#### GIVEN EXERCISE
Extract each record and reproduce it exactly.

#### DATA PROVIDED
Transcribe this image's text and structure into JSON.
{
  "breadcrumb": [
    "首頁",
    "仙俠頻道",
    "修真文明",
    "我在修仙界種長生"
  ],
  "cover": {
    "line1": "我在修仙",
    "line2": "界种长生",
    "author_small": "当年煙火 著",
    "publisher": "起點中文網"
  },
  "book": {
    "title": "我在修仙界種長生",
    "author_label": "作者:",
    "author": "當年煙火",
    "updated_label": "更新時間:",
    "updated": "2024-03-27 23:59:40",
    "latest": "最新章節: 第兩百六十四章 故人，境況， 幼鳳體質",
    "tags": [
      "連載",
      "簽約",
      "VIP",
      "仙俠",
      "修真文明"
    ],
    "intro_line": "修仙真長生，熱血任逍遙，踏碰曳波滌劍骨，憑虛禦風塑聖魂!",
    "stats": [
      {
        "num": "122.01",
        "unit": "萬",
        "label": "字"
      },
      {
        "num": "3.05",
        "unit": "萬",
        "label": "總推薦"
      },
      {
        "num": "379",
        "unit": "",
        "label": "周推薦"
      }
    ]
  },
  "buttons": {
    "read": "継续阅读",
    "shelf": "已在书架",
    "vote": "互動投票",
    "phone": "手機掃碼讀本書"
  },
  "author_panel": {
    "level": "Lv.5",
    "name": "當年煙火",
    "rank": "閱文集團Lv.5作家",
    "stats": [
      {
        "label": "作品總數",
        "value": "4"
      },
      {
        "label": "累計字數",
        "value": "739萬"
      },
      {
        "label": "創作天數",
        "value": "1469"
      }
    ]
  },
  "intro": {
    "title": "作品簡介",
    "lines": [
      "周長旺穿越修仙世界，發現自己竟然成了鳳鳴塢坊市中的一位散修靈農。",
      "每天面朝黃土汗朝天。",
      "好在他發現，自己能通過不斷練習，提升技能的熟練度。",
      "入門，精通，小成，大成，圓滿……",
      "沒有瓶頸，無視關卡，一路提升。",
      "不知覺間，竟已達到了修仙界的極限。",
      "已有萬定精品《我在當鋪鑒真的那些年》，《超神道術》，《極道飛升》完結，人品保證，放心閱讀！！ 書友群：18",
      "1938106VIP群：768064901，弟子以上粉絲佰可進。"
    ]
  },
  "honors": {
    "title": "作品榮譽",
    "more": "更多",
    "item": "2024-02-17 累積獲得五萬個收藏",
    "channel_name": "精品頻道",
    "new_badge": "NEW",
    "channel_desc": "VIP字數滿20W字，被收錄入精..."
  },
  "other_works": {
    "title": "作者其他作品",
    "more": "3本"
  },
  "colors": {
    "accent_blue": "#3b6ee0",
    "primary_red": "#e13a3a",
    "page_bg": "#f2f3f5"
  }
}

#### WORKED SOLUTION
Transcribe this image's text and structure into JSON.
{
  "breadcrumb": [
    "首頁",
    "仙俠頻道",
    "修真文明",
    "我在修仙界種長生"
  ],
  "cover": {
    "line1": "我在修仙",
    "line2": "界种长生",
    "author_small": "当年煙火 著",
    "publisher": "起點中文網"
  },
  "book": {
    "title": "我在修仙界種長生",
    "author_label": "作者:",
    "author": "當年煙火",
    "updated_label": "更新時間:",
    "updated": "2024-03-27 23:59:40",
    "latest": "最新章節: 第兩百六十四章 故人，境況， 幼鳳體質",
    "tags": [
      "連載",
      "簽約",
      "VIP",
      "仙俠",
      "修真文明"
    ],
    "intro_line": "修仙真長生，熱血任逍遙，踏碰曳波滌劍骨，憑虛禦風塑聖魂!",
    "stats": [
      {
        "num": "122.01",
        "unit": "萬",
        "label": "字"
      },
      {
        "num": "3.05",
        "unit": "萬",
        "label": "總推薦"
      },
      {
        "num": "379",
        "unit": "",
        "label": "周推薦"
      }
    ]
  },
  "buttons": {
    "read": "継续阅读",
    "shelf": "已在书架",
    "vote": "互動投票",
    "phone": "手機掃碼讀本書"
  },
  "author_panel": {
    "level": "Lv.5",
    "name": "當年煙火",
    "rank": "閱文集團Lv.5作家",
    "stats": [
      {
        "label": "作品總數",
        "value": "4"
      },
      {
        "label": "累計字數",
        "value": "739萬"
      },
      {
        "label": "創作天數",
        "value": "1469"
      }
    ]
  },
  "intro": {
    "title": "作品簡介",
    "lines": [
      "周長旺穿越修仙世界，發現自己竟然成了鳳鳴塢坊市中的一位散修靈農。",
      "每天面朝黃土汗朝天。",
      "好在他發現，自己能通過不斷練習，提升技能的熟練度。",
      "入門，精通，小成，大成，圓滿……",
      "沒有瓶頸，無視關卡，一路提升。",
      "不知覺間，竟已達到了修仙界的極限。",
      "已有萬定精品《我在當鋪鑒真的那些年》，《超神道術》，《極道飛升》完結，人品保證，放心閱讀！！ 書友群：18",
      "1938106VIP群：768064901，弟子以上粉絲佰可進。"
    ]
  },
  "honors": {
    "title": "作品榮譽",
    "more": "更多",
    "item": "2024-02-17 累積獲得五萬個收藏",
    "channel_name": "精品頻道",
    "new_badge": "NEW",
    "channel_desc": "VIP字數滿20W字，被收錄入精..."
  },
  "other_works": {
    "title": "作者其他作品",
    "more": "3本"
  },
  "colors": {
    "accent_blue": "#3b6ee0",
    "primary_red": "#e13a3a",
    "page_bg": "#f2f3f5"
  }
}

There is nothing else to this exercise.